• **Task directions**:
Search the data for the word "Leptobrachium" and copy every line where it occurs.

• **Data excerpts**:
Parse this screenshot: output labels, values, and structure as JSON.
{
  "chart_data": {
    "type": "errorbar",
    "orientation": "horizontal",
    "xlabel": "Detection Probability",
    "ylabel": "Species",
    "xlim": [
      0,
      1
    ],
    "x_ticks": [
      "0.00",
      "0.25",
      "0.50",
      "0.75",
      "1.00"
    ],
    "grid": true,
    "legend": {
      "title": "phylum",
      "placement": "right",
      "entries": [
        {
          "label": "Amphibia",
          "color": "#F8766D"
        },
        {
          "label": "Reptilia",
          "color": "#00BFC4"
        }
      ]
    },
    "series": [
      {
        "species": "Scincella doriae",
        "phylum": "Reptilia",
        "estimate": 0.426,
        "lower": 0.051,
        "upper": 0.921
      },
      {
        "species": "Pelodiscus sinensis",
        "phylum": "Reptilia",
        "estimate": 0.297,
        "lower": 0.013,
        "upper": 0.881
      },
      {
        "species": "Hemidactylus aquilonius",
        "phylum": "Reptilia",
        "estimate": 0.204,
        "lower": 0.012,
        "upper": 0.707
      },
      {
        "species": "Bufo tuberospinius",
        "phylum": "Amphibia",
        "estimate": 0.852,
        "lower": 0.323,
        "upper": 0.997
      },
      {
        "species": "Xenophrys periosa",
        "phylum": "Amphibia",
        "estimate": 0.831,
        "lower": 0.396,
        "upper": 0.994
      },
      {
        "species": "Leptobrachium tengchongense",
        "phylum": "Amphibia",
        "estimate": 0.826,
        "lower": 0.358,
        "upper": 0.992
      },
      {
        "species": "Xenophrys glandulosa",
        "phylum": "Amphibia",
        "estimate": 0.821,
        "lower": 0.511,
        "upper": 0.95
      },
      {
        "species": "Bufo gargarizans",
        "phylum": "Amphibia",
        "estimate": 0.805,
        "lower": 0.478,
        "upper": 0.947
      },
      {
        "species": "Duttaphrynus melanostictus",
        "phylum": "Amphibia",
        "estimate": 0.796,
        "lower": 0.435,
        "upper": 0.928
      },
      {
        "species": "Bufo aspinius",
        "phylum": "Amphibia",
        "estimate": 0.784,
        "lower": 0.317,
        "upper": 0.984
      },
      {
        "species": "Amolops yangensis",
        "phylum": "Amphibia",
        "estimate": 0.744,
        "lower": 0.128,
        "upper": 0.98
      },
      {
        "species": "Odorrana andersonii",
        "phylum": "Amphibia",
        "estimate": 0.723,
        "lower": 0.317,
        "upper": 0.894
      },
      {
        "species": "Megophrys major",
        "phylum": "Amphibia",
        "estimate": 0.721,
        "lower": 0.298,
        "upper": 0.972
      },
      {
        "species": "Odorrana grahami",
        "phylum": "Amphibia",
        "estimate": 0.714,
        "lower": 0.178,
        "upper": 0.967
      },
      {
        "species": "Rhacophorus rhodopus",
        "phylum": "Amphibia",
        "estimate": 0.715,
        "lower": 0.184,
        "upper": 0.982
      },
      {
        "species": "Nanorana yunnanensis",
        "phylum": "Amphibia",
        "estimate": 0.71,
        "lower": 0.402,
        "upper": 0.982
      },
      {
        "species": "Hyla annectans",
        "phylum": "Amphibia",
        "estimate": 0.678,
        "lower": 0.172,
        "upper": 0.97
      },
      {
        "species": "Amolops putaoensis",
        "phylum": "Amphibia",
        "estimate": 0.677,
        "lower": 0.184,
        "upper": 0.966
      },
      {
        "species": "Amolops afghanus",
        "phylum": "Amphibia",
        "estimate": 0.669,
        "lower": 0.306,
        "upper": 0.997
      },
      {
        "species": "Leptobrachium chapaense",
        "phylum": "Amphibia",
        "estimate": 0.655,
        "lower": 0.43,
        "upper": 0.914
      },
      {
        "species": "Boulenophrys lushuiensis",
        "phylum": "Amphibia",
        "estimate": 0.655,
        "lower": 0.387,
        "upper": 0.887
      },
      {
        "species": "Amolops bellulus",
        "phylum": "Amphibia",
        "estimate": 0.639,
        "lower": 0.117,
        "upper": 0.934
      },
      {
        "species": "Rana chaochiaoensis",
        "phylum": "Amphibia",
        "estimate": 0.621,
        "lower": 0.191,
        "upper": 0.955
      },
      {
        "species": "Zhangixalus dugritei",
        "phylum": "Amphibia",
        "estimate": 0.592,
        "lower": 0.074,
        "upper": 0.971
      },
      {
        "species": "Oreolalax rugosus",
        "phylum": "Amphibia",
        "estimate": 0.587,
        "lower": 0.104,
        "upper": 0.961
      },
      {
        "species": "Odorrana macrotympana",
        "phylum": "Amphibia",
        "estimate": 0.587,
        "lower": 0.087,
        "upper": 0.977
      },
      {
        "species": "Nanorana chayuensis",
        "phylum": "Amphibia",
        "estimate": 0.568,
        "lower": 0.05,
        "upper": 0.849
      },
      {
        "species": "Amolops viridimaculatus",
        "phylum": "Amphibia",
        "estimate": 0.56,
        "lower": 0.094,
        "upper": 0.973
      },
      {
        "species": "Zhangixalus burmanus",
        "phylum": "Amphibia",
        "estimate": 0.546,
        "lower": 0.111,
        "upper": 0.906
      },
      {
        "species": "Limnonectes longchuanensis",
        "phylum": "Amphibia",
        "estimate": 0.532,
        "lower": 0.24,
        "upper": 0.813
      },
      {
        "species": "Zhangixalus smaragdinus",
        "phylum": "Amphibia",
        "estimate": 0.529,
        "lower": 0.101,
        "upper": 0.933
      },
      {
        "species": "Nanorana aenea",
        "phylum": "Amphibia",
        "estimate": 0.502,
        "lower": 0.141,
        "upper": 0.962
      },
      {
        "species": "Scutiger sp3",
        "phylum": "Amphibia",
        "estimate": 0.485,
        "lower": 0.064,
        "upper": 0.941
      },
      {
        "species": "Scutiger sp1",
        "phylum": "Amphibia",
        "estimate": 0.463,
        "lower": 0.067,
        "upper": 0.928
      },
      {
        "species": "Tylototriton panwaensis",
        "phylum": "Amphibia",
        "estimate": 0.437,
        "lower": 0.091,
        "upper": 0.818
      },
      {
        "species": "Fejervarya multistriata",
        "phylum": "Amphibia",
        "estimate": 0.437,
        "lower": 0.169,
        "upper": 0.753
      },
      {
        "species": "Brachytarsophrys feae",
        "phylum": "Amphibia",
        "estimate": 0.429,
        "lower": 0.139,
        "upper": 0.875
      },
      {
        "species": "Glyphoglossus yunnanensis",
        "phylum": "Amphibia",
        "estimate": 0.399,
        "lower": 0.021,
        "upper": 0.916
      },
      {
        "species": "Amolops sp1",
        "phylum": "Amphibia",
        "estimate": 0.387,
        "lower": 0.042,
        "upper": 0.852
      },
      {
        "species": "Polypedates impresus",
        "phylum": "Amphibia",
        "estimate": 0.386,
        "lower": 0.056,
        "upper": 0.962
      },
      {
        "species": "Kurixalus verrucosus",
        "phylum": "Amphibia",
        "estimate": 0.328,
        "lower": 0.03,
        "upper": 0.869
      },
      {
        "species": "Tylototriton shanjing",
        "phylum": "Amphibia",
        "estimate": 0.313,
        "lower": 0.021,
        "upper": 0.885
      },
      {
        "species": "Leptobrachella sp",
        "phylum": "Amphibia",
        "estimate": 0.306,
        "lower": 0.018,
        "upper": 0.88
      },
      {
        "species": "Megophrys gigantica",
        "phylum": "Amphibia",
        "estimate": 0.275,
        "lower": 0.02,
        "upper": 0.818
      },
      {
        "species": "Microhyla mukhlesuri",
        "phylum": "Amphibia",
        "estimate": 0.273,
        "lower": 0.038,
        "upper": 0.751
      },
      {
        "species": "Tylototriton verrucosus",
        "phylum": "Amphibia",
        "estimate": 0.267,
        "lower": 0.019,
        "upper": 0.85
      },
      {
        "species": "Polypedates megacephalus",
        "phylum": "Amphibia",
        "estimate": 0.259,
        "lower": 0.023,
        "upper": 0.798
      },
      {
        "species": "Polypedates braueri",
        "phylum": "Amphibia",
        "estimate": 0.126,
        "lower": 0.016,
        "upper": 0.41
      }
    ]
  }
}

• **Exercise answer**:
        "species": "Leptobrachium tengchongense",
        "species": "Leptobrachium chapaense",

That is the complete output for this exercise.